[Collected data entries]
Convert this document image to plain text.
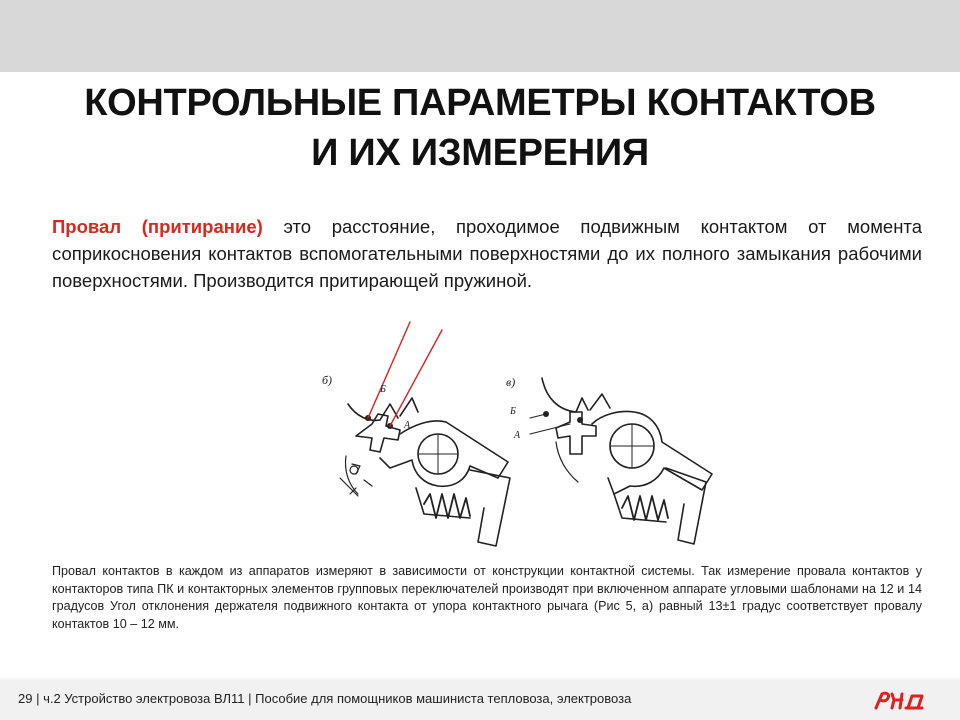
КОНТРОЛЬНЫЕ ПАРАМЕТРЫ КОНТАКТОВ
И ИХ ИЗМЕРЕНИЯ
Провал (притирание) это расстояние, проходимое подвижным контактом от момента соприкосновения контактов вспомогательными поверхностями до их полного замыкания рабочими поверхностями. Производится притирающей пружиной.
б)
Б
А
в)
Б
А
Провал контактов в каждом из аппаратов измеряют в зависимости от конструкции контактной системы. Так измерение провала контактов у контакторов типа ПК и контакторных элементов групповых переключателей производят при включенном аппарате угловыми шаблонами на 12 и 14 градусов Угол отклонения держателя подвижного контакта от упора контактного рычага (Рис 5, а) равный 13±1 градус соответствует провалу контактов 10 – 12 мм.
29 | ч.2 Устройство электровоза ВЛ11 | Пособие для помощников машиниста тепловоза, электровоза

YOUR GOAL:
Give back the entries verbatim. Do not include any picture.

FULL ANSWER:
Convert this document image to plain text.
КОНТРОЛЬНЫЕ ПАРАМЕТРЫ КОНТАКТОВ
И ИХ ИЗМЕРЕНИЯ
Провал (притирание) это расстояние, проходимое подвижным контактом от момента соприкосновения контактов вспомогательными поверхностями до их полного замыкания рабочими поверхностями. Производится притирающей пружиной.
б)
Б
А
в)
Б
А
Провал контактов в каждом из аппаратов измеряют в зависимости от конструкции контактной системы. Так измерение провала контактов у контакторов типа ПК и контакторных элементов групповых переключателей производят при включенном аппарате угловыми шаблонами на 12 и 14 градусов Угол отклонения держателя подвижного контакта от упора контактного рычага (Рис 5, а) равный 13±1 градус соответствует провалу контактов 10 – 12 мм.
29 | ч.2 Устройство электровоза ВЛ11 | Пособие для помощников машиниста тепловоза, электровоза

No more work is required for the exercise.